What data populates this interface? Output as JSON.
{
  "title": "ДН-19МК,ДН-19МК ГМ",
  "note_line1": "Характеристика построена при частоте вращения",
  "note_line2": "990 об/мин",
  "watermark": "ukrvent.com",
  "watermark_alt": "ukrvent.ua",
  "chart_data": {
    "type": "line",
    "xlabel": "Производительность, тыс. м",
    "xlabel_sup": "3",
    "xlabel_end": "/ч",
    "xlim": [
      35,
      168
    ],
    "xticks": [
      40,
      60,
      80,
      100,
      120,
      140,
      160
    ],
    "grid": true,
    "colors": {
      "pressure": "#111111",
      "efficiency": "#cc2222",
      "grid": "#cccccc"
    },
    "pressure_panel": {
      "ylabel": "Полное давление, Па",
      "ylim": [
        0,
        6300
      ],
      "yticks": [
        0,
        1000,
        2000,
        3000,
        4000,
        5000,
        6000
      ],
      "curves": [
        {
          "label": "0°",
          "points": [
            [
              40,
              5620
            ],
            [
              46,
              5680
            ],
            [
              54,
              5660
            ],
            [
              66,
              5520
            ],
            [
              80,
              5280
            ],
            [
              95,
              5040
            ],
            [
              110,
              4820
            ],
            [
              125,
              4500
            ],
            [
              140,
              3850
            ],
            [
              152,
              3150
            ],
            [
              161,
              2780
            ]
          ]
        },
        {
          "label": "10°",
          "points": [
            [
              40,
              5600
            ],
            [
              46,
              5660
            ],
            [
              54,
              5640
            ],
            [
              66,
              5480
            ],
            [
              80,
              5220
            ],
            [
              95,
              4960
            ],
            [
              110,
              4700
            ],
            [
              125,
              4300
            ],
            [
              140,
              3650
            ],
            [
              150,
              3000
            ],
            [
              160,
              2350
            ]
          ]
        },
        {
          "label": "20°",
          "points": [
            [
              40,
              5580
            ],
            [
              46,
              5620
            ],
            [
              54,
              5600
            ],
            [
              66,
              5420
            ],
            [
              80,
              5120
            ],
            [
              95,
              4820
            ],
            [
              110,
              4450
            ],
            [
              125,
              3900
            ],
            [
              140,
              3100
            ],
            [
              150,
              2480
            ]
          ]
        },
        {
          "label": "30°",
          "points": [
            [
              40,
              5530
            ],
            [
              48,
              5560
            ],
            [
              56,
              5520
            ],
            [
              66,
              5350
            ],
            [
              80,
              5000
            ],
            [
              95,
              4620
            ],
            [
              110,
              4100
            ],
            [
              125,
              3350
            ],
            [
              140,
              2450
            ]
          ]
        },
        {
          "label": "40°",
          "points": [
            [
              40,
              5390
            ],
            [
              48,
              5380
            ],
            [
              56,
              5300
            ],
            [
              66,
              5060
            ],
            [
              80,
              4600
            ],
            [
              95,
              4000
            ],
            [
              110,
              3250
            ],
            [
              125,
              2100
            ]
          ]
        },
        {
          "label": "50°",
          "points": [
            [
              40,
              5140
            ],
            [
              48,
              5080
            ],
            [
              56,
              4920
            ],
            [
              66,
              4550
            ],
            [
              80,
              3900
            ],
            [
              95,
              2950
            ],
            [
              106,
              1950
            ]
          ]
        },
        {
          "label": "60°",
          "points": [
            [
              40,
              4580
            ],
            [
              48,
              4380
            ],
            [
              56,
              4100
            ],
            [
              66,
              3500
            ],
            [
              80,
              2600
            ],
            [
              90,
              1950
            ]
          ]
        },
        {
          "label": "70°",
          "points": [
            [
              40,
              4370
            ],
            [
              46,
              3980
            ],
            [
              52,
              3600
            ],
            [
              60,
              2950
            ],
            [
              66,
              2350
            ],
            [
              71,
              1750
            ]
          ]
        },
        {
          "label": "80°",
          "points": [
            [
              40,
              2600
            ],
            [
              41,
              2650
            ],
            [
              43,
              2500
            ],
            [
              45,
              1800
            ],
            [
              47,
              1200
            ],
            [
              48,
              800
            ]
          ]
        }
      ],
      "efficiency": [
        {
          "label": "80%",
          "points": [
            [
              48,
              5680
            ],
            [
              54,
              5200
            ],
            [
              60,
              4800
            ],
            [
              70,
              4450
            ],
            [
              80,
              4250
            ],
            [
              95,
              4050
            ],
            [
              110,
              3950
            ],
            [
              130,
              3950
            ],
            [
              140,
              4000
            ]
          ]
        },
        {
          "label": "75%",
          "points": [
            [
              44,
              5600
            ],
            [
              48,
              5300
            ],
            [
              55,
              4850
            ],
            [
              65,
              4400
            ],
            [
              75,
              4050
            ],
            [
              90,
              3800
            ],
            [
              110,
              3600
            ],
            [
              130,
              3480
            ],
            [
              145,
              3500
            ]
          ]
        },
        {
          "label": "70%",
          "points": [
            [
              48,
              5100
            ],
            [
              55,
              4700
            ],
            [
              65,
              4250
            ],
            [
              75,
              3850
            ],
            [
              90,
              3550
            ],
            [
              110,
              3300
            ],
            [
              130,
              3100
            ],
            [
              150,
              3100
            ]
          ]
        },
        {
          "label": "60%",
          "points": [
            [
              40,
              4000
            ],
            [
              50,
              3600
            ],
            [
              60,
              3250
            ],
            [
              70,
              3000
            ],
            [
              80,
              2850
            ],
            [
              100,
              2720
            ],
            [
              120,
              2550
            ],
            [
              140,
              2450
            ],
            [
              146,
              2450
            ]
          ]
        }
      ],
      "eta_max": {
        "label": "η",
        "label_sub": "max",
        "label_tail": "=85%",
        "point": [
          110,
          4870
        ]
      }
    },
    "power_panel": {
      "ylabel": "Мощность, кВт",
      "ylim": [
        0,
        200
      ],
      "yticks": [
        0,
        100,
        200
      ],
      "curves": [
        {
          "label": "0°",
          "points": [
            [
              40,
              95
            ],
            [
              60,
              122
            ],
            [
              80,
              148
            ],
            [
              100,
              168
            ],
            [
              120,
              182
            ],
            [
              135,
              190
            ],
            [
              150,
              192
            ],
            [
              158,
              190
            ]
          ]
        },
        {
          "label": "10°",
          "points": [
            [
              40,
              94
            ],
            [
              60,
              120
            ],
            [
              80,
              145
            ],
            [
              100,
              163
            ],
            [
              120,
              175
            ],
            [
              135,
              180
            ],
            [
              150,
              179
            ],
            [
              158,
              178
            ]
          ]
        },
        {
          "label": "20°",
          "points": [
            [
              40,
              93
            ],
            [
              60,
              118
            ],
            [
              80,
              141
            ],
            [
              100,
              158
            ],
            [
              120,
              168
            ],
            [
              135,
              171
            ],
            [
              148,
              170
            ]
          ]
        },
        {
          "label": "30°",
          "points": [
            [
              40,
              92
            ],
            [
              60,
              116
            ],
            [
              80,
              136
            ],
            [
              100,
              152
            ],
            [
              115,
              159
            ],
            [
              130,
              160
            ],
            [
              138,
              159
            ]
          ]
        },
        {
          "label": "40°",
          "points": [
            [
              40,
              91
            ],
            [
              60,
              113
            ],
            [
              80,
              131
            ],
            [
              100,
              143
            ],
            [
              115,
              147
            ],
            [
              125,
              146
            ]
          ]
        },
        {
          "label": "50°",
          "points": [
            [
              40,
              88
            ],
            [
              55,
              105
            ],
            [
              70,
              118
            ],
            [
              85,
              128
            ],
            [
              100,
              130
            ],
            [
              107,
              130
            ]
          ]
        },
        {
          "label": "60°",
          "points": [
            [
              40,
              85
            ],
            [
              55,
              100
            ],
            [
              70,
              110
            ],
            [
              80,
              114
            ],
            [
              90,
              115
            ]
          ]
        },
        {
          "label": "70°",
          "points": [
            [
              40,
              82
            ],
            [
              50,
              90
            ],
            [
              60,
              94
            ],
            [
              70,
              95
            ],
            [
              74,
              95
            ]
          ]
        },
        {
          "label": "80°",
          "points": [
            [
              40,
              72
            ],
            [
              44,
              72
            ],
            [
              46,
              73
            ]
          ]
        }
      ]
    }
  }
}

● ● ●

YOUR TASK: In the lines above, locate the string "ylabel". Copy every line where it occurs.

RESULT OF THIS TASK:
      "ylabel": "Полное давление, Па",
      "ylabel": "Мощность, кВт",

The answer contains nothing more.